* SOURCE DATA:
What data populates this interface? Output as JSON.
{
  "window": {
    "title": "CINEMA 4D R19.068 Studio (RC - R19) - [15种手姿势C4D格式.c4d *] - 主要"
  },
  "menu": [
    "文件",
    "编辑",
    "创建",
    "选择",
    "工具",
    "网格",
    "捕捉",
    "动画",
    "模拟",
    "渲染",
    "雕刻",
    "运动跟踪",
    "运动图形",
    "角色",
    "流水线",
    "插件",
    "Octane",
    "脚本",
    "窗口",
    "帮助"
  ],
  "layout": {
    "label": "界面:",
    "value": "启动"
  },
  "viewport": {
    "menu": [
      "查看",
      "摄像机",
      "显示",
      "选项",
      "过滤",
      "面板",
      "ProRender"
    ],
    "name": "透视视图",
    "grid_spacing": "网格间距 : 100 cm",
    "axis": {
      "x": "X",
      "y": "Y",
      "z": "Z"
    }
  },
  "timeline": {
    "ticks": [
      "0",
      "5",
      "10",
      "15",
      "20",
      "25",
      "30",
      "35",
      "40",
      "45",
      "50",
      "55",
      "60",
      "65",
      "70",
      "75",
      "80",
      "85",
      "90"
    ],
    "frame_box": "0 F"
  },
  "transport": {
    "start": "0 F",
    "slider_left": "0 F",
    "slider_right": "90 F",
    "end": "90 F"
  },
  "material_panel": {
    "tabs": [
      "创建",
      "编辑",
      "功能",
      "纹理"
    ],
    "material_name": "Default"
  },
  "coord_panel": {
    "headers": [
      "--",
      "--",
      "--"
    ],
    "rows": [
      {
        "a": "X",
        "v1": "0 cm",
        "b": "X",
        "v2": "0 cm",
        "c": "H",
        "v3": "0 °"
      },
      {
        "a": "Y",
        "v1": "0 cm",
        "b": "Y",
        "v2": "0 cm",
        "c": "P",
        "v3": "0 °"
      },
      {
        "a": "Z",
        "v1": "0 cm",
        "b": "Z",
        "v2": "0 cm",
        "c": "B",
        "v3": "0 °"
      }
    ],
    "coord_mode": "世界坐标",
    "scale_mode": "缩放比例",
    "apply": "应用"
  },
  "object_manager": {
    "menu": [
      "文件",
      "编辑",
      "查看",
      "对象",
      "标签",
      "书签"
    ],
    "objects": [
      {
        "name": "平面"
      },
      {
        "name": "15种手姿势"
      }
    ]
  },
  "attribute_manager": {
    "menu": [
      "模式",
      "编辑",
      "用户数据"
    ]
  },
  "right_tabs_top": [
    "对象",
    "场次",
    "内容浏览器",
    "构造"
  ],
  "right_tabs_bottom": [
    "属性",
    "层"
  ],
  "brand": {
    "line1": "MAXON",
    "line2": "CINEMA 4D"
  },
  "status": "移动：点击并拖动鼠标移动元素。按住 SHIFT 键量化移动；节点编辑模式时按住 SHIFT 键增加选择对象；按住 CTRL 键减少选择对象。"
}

* TASK REQUIREMENTS:
Extract the full listing above without alteration.

* RESULT FOR THIS EXERCISE:
What data populates this interface? Output as JSON.
{
  "window": {
    "title": "CINEMA 4D R19.068 Studio (RC - R19) - [15种手姿势C4D格式.c4d *] - 主要"
  },
  "menu": [
    "文件",
    "编辑",
    "创建",
    "选择",
    "工具",
    "网格",
    "捕捉",
    "动画",
    "模拟",
    "渲染",
    "雕刻",
    "运动跟踪",
    "运动图形",
    "角色",
    "流水线",
    "插件",
    "Octane",
    "脚本",
    "窗口",
    "帮助"
  ],
  "layout": {
    "label": "界面:",
    "value": "启动"
  },
  "viewport": {
    "menu": [
      "查看",
      "摄像机",
      "显示",
      "选项",
      "过滤",
      "面板",
      "ProRender"
    ],
    "name": "透视视图",
    "grid_spacing": "网格间距 : 100 cm",
    "axis": {
      "x": "X",
      "y": "Y",
      "z": "Z"
    }
  },
  "timeline": {
    "ticks": [
      "0",
      "5",
      "10",
      "15",
      "20",
      "25",
      "30",
      "35",
      "40",
      "45",
      "50",
      "55",
      "60",
      "65",
      "70",
      "75",
      "80",
      "85",
      "90"
    ],
    "frame_box": "0 F"
  },
  "transport": {
    "start": "0 F",
    "slider_left": "0 F",
    "slider_right": "90 F",
    "end": "90 F"
  },
  "material_panel": {
    "tabs": [
      "创建",
      "编辑",
      "功能",
      "纹理"
    ],
    "material_name": "Default"
  },
  "coord_panel": {
    "headers": [
      "--",
      "--",
      "--"
    ],
    "rows": [
      {
        "a": "X",
        "v1": "0 cm",
        "b": "X",
        "v2": "0 cm",
        "c": "H",
        "v3": "0 °"
      },
      {
        "a": "Y",
        "v1": "0 cm",
        "b": "Y",
        "v2": "0 cm",
        "c": "P",
        "v3": "0 °"
      },
      {
        "a": "Z",
        "v1": "0 cm",
        "b": "Z",
        "v2": "0 cm",
        "c": "B",
        "v3": "0 °"
      }
    ],
    "coord_mode": "世界坐标",
    "scale_mode": "缩放比例",
    "apply": "应用"
  },
  "object_manager": {
    "menu": [
      "文件",
      "编辑",
      "查看",
      "对象",
      "标签",
      "书签"
    ],
    "objects": [
      {
        "name": "平面"
      },
      {
        "name": "15种手姿势"
      }
    ]
  },
  "attribute_manager": {
    "menu": [
      "模式",
      "编辑",
      "用户数据"
    ]
  },
  "right_tabs_top": [
    "对象",
    "场次",
    "内容浏览器",
    "构造"
  ],
  "right_tabs_bottom": [
    "属性",
    "层"
  ],
  "brand": {
    "line1": "MAXON",
    "line2": "CINEMA 4D"
  },
  "status": "移动：点击并拖动鼠标移动元素。按住 SHIFT 键量化移动；节点编辑模式时按住 SHIFT 键增加选择对象；按住 CTRL 键减少选择对象。"
}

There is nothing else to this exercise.